start DATA TO PROCESS

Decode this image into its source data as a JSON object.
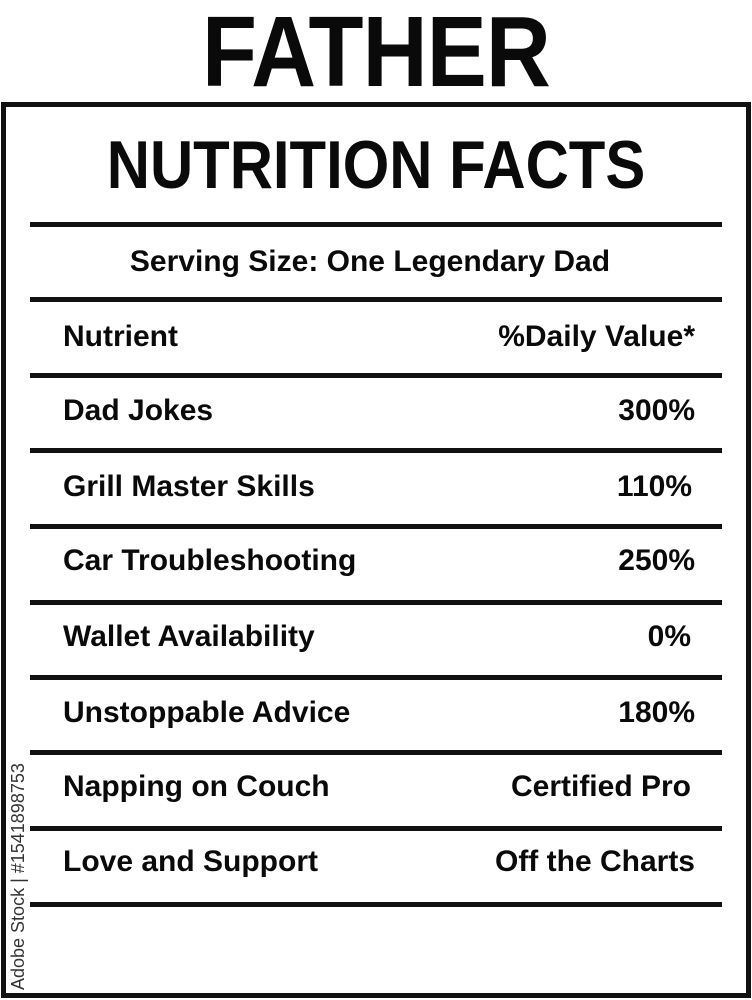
{
  "title": "FATHER",
  "subtitle": "NUTRITION FACTS",
  "serving": "Serving Size: One Legendary Dad",
  "header": {
    "nutrient": "Nutrient",
    "value": "%Daily Value*"
  },
  "rows": [
    {
      "nutrient": "Dad Jokes",
      "value": "300%"
    },
    {
      "nutrient": "Grill Master Skills",
      "value": "110%"
    },
    {
      "nutrient": "Car Troubleshooting",
      "value": "250%"
    },
    {
      "nutrient": "Wallet Availability",
      "value": "0%"
    },
    {
      "nutrient": "Unstoppable Advice",
      "value": "180%"
    },
    {
      "nutrient": "Napping on Couch",
      "value": "Certified Pro"
    },
    {
      "nutrient": "Love and Support",
      "value": "Off the Charts"
    }
  ],
  "watermark": "Adobe Stock | #1541898753"
}
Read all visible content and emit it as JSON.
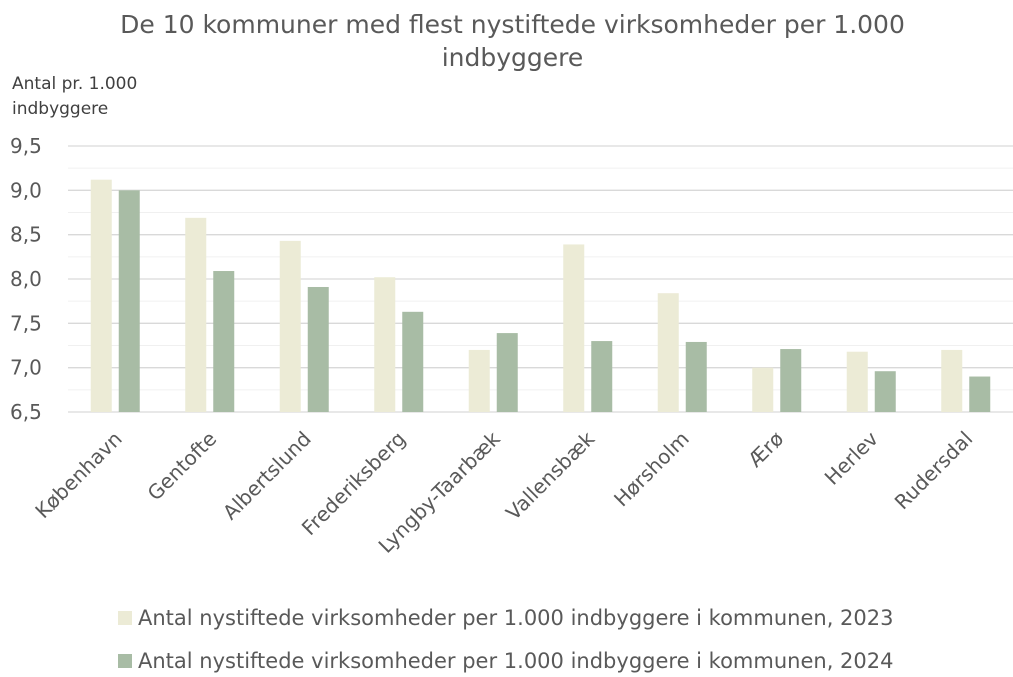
{
  "chart_data": {
    "type": "bar",
    "title": "De 10 kommuner med flest nystiftede virksomheder per 1.000 indbyggere",
    "y_axis_label": "Antal pr. 1.000 indbyggere",
    "categories": [
      "København",
      "Gentofte",
      "Albertslund",
      "Frederiksberg",
      "Lyngby-Taarbæk",
      "Vallensbæk",
      "Hørsholm",
      "Ærø",
      "Herlev",
      "Rudersdal"
    ],
    "series": [
      {
        "name": "Antal nystiftede virksomheder per 1.000 indbyggere i kommunen, 2023",
        "color": "#ecebd6",
        "values": [
          9.12,
          8.69,
          8.43,
          8.02,
          7.2,
          8.39,
          7.84,
          7.0,
          7.18,
          7.2
        ]
      },
      {
        "name": "Antal nystiftede virksomheder per 1.000 indbyggere i kommunen, 2024",
        "color": "#a8bca5",
        "values": [
          9.0,
          8.09,
          7.91,
          7.63,
          7.39,
          7.3,
          7.29,
          7.21,
          6.96,
          6.9
        ]
      }
    ],
    "ylim": [
      6.5,
      9.5
    ],
    "yticks": [
      {
        "value": 6.5,
        "label": "6,5"
      },
      {
        "value": 7,
        "label": "7,0"
      },
      {
        "value": 7.5,
        "label": "7,5"
      },
      {
        "value": 8,
        "label": "8,0"
      },
      {
        "value": 8.5,
        "label": "8,5"
      },
      {
        "value": 9,
        "label": "9,0"
      },
      {
        "value": 9.5,
        "label": "9,5"
      }
    ],
    "minor_yticks": [
      6.75,
      7.25,
      7.75,
      8.25,
      8.75,
      9.25
    ],
    "grid": true,
    "legend": "bottom"
  }
}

end DATA TO PROCESS

None of the pictures should appear; repeat the records exactly otherwise.

CORRECT RESPONSE —
Decode this image into its source data as a JSON object.
{
  "title": "FATHER",
  "subtitle": "NUTRITION FACTS",
  "serving": "Serving Size: One Legendary Dad",
  "header": {
    "nutrient": "Nutrient",
    "value": "%Daily Value*"
  },
  "rows": [
    {
      "nutrient": "Dad Jokes",
      "value": "300%"
    },
    {
      "nutrient": "Grill Master Skills",
      "value": "110%"
    },
    {
      "nutrient": "Car Troubleshooting",
      "value": "250%"
    },
    {
      "nutrient": "Wallet Availability",
      "value": "0%"
    },
    {
      "nutrient": "Unstoppable Advice",
      "value": "180%"
    },
    {
      "nutrient": "Napping on Couch",
      "value": "Certified Pro"
    },
    {
      "nutrient": "Love and Support",
      "value": "Off the Charts"
    }
  ],
  "watermark": "Adobe Stock | #1541898753"
}
Read all visible content and emit it as JSON.
{
  "chart_data": {
    "type": "bar",
    "title": "De 10 kommuner med flest nystiftede virksomheder per 1.000 indbyggere",
    "y_axis_label": "Antal pr. 1.000 indbyggere",
    "categories": [
      "København",
      "Gentofte",
      "Albertslund",
      "Frederiksberg",
      "Lyngby-Taarbæk",
      "Vallensbæk",
      "Hørsholm",
      "Ærø",
      "Herlev",
      "Rudersdal"
    ],
    "series": [
      {
        "name": "Antal nystiftede virksomheder per 1.000 indbyggere i kommunen, 2023",
        "color": "#ecebd6",
        "values": [
          9.12,
          8.69,
          8.43,
          8.02,
          7.2,
          8.39,
          7.84,
          7.0,
          7.18,
          7.2
        ]
      },
      {
        "name": "Antal nystiftede virksomheder per 1.000 indbyggere i kommunen, 2024",
        "color": "#a8bca5",
        "values": [
          9.0,
          8.09,
          7.91,
          7.63,
          7.39,
          7.3,
          7.29,
          7.21,
          6.96,
          6.9
        ]
      }
    ],
    "ylim": [
      6.5,
      9.5
    ],
    "yticks": [
      {
        "value": 6.5,
        "label": "6,5"
      },
      {
        "value": 7,
        "label": "7,0"
      },
      {
        "value": 7.5,
        "label": "7,5"
      },
      {
        "value": 8,
        "label": "8,0"
      },
      {
        "value": 8.5,
        "label": "8,5"
      },
      {
        "value": 9,
        "label": "9,0"
      },
      {
        "value": 9.5,
        "label": "9,5"
      }
    ],
    "minor_yticks": [
      6.75,
      7.25,
      7.75,
      8.25,
      8.75,
      9.25
    ],
    "grid": true,
    "legend": "bottom"
  }
}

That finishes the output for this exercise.